WHAT NEEDS TO BE DONE: Write out every entry word for word.

RECORDS FOR PROCESSING:
# # # #

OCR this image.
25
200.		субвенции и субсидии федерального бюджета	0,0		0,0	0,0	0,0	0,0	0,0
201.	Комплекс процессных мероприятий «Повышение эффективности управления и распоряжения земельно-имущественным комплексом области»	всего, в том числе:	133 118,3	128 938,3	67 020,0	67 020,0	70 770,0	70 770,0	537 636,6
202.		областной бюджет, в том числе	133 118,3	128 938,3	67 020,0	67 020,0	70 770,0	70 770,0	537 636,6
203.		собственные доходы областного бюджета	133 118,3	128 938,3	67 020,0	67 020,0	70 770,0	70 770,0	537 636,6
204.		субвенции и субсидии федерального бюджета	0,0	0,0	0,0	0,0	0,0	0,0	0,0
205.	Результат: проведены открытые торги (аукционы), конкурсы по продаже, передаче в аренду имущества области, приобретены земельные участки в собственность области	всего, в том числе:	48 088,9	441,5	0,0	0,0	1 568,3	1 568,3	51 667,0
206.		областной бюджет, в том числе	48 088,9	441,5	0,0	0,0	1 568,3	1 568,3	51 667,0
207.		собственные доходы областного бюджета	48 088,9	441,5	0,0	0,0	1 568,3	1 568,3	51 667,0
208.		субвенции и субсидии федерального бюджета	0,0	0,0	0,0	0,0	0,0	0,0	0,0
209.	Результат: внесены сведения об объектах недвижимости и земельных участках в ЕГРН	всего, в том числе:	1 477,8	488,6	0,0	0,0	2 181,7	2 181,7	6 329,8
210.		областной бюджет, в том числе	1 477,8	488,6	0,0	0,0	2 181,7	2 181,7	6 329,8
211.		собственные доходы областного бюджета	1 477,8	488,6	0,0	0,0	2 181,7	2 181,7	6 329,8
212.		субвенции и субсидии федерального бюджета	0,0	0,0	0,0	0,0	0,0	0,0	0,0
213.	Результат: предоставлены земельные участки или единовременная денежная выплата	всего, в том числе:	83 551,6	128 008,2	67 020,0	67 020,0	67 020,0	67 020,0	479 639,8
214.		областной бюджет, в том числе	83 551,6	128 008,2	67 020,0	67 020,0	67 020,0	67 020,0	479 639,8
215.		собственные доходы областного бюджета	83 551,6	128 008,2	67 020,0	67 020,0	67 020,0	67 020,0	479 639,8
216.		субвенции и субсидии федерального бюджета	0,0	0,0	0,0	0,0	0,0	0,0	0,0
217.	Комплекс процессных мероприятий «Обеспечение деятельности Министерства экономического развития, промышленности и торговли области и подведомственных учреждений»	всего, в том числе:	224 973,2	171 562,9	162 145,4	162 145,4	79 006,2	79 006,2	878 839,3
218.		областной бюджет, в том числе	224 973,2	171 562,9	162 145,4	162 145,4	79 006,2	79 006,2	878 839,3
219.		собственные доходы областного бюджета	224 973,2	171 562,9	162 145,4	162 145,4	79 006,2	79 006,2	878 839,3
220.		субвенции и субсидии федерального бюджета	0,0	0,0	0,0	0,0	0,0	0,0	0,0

# # # #

ANSWER BELOW:
OCR this image.
25
200.		субвенции и субсидии федерального бюджета	0,0		0,0	0,0	0,0	0,0	0,0
201.	Комплекс процессных мероприятий «Повышение эффективности управления и распоряжения земельно-имущественным комплексом области»	всего, в том числе:	133 118,3	128 938,3	67 020,0	67 020,0	70 770,0	70 770,0	537 636,6
202.		областной бюджет, в том числе	133 118,3	128 938,3	67 020,0	67 020,0	70 770,0	70 770,0	537 636,6
203.		собственные доходы областного бюджета	133 118,3	128 938,3	67 020,0	67 020,0	70 770,0	70 770,0	537 636,6
204.		субвенции и субсидии федерального бюджета	0,0	0,0	0,0	0,0	0,0	0,0	0,0
205.	Результат: проведены открытые торги (аукционы), конкурсы по продаже, передаче в аренду имущества области, приобретены земельные участки в собственность области	всего, в том числе:	48 088,9	441,5	0,0	0,0	1 568,3	1 568,3	51 667,0
206.		областной бюджет, в том числе	48 088,9	441,5	0,0	0,0	1 568,3	1 568,3	51 667,0
207.		собственные доходы областного бюджета	48 088,9	441,5	0,0	0,0	1 568,3	1 568,3	51 667,0
208.		субвенции и субсидии федерального бюджета	0,0	0,0	0,0	0,0	0,0	0,0	0,0
209.	Результат: внесены сведения об объектах недвижимости и земельных участках в ЕГРН	всего, в том числе:	1 477,8	488,6	0,0	0,0	2 181,7	2 181,7	6 329,8
210.		областной бюджет, в том числе	1 477,8	488,6	0,0	0,0	2 181,7	2 181,7	6 329,8
211.		собственные доходы областного бюджета	1 477,8	488,6	0,0	0,0	2 181,7	2 181,7	6 329,8
212.		субвенции и субсидии федерального бюджета	0,0	0,0	0,0	0,0	0,0	0,0	0,0
213.	Результат: предоставлены земельные участки или единовременная денежная выплата	всего, в том числе:	83 551,6	128 008,2	67 020,0	67 020,0	67 020,0	67 020,0	479 639,8
214.		областной бюджет, в том числе	83 551,6	128 008,2	67 020,0	67 020,0	67 020,0	67 020,0	479 639,8
215.		собственные доходы областного бюджета	83 551,6	128 008,2	67 020,0	67 020,0	67 020,0	67 020,0	479 639,8
216.		субвенции и субсидии федерального бюджета	0,0	0,0	0,0	0,0	0,0	0,0	0,0
217.	Комплекс процессных мероприятий «Обеспечение деятельности Министерства экономического развития, промышленности и торговли области и подведомственных учреждений»	всего, в том числе:	224 973,2	171 562,9	162 145,4	162 145,4	79 006,2	79 006,2	878 839,3
218.		областной бюджет, в том числе	224 973,2	171 562,9	162 145,4	162 145,4	79 006,2	79 006,2	878 839,3
219.		собственные доходы областного бюджета	224 973,2	171 562,9	162 145,4	162 145,4	79 006,2	79 006,2	878 839,3
220.		субвенции и субсидии федерального бюджета	0,0	0,0	0,0	0,0	0,0	0,0	0,0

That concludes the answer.